-- Start MATERIAL SHOWN --

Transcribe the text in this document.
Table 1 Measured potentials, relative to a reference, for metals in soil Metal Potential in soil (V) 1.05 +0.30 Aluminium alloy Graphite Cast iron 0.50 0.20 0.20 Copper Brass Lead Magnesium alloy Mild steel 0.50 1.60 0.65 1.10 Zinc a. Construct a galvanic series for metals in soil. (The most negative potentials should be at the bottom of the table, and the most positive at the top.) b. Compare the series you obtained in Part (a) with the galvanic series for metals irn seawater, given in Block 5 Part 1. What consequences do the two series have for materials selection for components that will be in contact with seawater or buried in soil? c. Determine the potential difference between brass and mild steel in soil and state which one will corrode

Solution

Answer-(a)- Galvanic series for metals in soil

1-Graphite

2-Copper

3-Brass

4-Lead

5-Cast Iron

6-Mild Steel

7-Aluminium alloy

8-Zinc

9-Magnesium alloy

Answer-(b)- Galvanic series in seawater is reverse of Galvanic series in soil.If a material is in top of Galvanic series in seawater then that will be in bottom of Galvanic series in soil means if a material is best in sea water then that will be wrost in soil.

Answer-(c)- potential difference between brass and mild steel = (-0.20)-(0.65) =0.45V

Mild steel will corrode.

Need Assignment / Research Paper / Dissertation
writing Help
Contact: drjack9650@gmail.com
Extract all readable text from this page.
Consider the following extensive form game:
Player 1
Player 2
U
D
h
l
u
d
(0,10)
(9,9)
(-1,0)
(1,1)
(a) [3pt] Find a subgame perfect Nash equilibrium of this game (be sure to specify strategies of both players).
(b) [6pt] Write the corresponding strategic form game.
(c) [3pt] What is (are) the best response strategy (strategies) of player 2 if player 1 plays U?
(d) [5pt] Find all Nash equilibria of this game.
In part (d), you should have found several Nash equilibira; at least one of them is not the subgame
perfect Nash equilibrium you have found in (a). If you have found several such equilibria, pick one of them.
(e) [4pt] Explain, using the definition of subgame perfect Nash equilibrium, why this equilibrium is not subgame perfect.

-- End MATERIAL SHOWN --
-- Start MATERIAL SHOWN --

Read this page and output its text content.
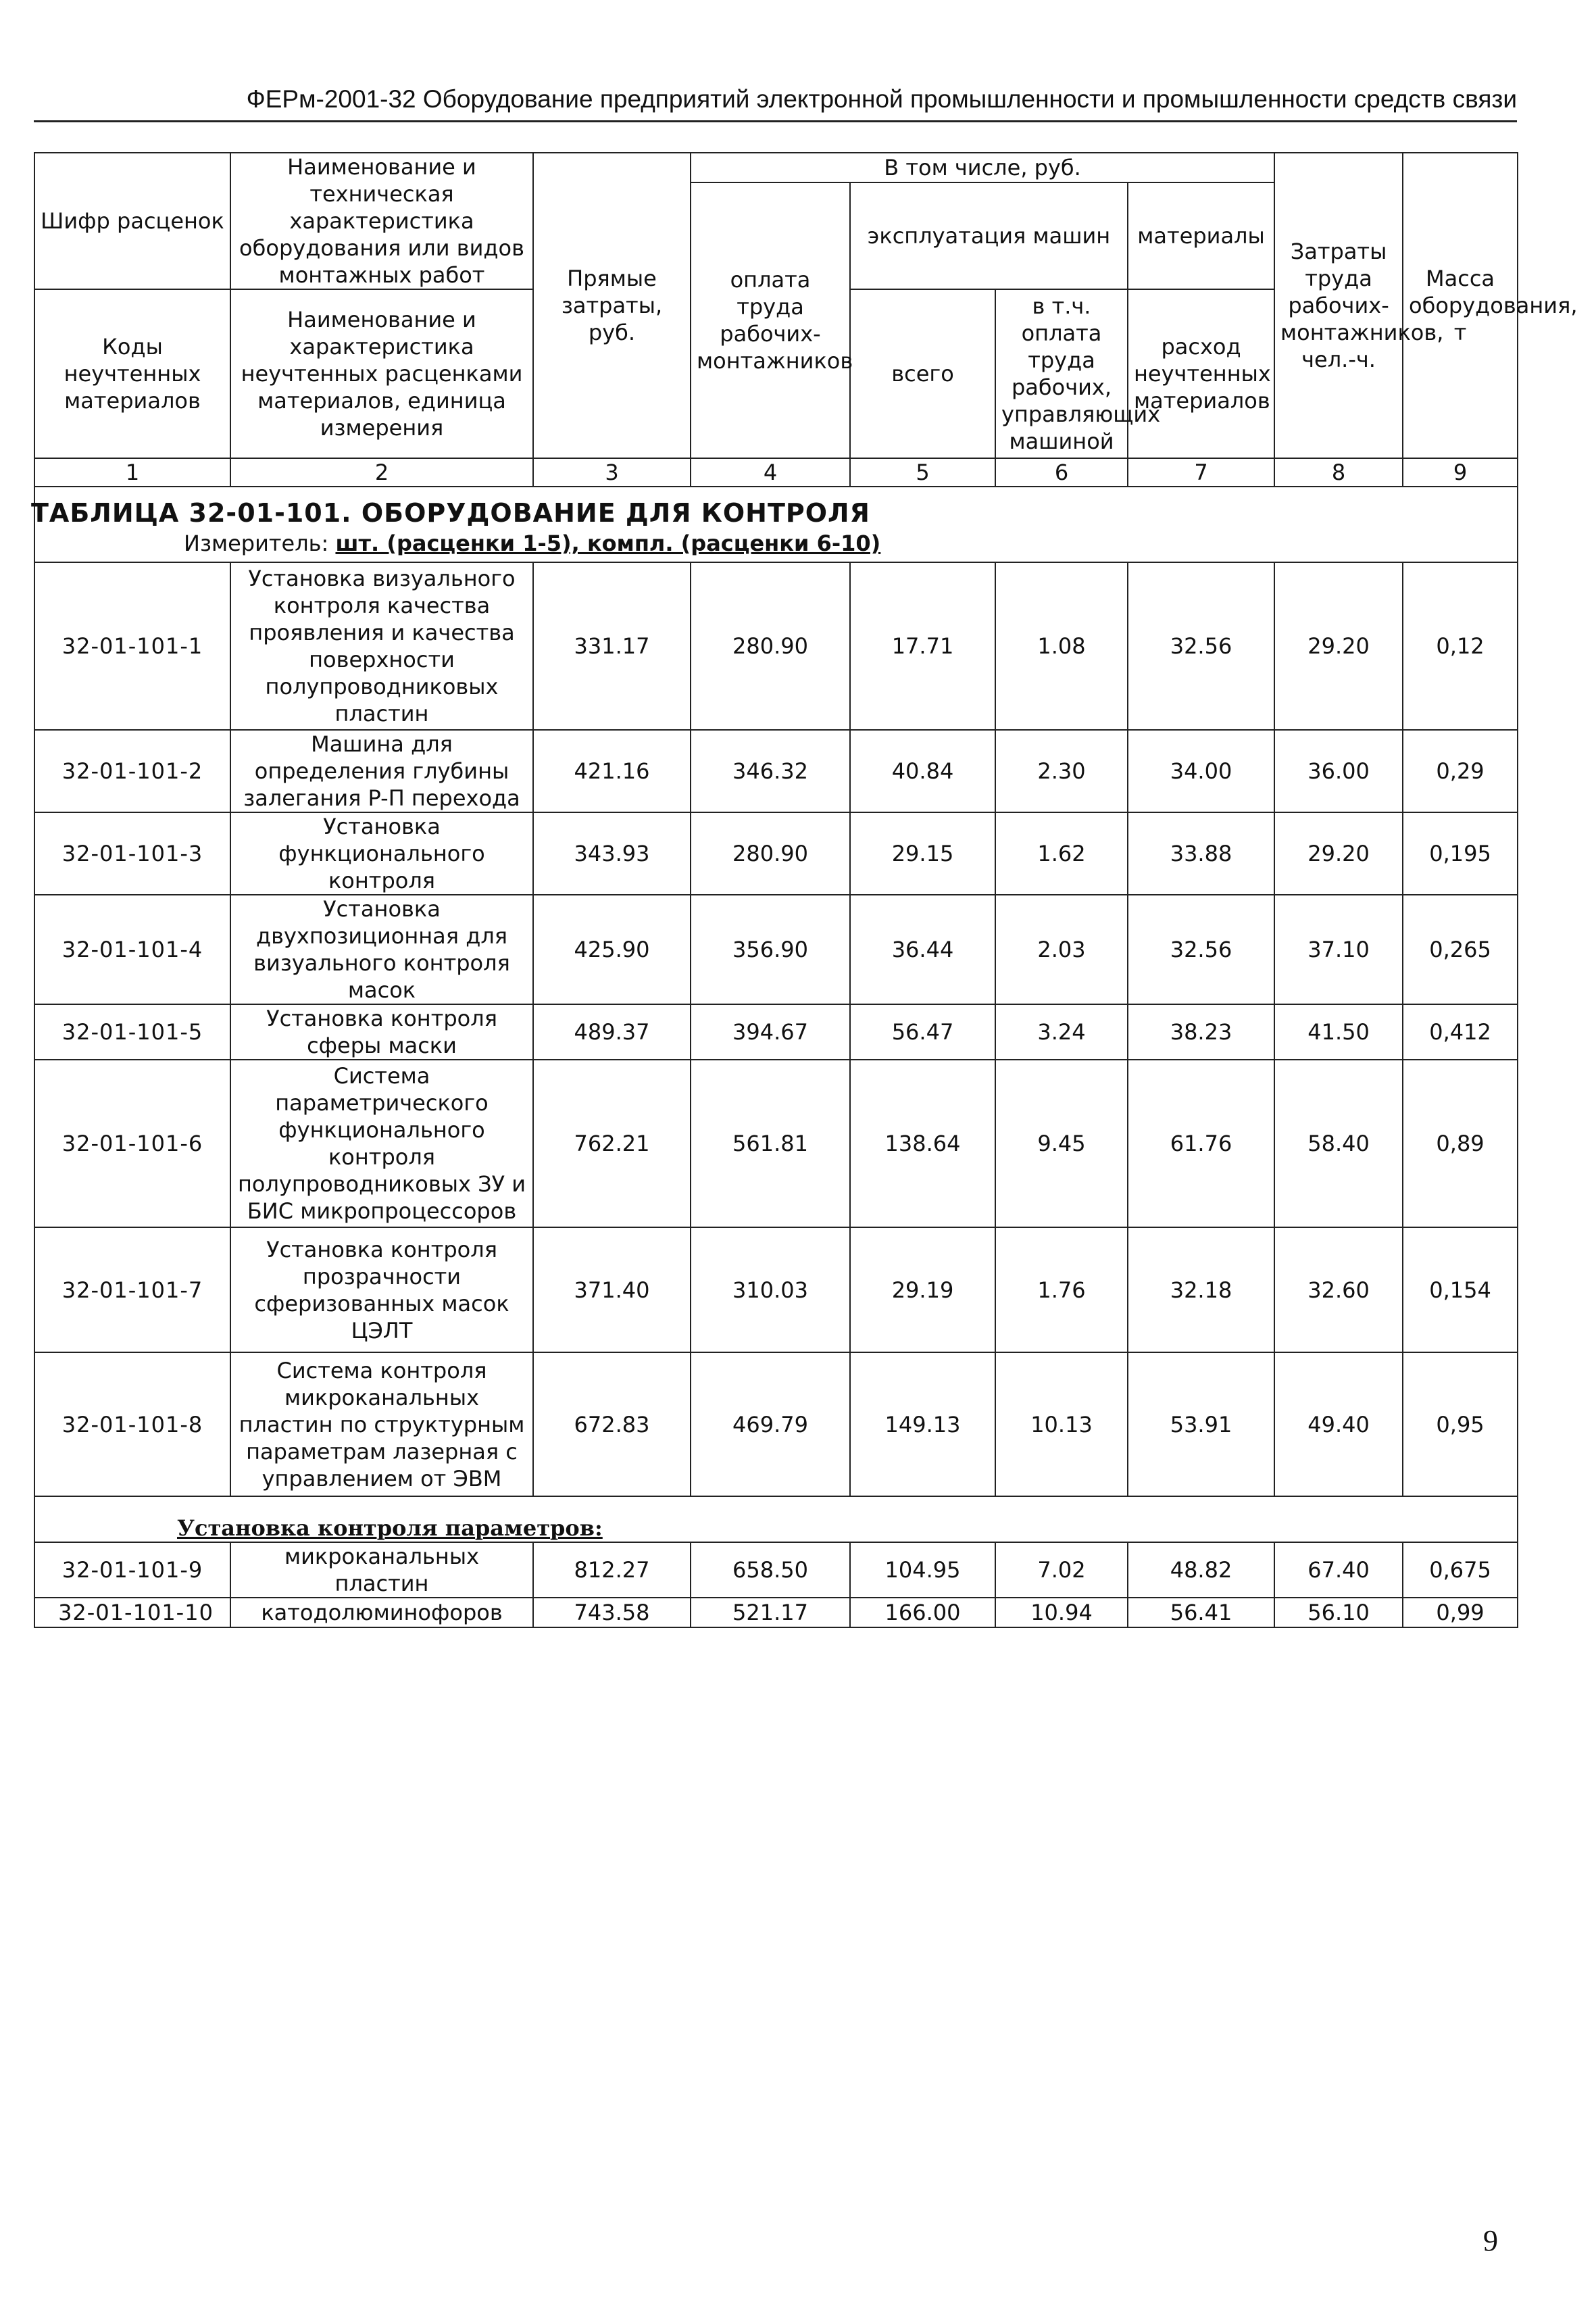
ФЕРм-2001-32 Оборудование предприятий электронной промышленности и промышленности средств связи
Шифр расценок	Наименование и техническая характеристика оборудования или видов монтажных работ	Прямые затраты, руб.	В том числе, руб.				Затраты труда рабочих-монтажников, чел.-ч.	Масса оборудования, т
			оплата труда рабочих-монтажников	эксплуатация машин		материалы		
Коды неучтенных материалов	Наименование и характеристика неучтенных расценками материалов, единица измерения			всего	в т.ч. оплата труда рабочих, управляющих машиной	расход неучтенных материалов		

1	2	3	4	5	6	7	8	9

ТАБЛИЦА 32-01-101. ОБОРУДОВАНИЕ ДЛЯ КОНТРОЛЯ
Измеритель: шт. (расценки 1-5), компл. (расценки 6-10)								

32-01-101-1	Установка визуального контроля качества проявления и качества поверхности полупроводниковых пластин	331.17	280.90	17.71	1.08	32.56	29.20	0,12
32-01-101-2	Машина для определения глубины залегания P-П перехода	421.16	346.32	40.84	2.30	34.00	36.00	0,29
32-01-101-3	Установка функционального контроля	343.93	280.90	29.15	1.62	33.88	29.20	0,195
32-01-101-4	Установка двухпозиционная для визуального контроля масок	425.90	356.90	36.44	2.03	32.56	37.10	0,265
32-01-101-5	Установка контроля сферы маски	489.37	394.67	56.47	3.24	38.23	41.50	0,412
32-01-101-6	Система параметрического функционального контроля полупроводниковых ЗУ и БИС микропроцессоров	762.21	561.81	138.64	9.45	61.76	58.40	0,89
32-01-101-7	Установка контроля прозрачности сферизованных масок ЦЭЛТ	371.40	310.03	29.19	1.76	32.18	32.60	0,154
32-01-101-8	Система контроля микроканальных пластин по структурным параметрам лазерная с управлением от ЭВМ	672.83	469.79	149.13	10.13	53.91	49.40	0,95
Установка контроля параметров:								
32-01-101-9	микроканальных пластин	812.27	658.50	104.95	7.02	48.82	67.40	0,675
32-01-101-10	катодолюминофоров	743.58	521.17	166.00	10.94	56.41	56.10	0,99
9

-- End MATERIAL SHOWN --

■ **YOUR INSTRUCTIONS**: Looking at the records above, tally the lines holding "equilibrium" and reply with that number only.

■ **WRITTEN REPLY**: 3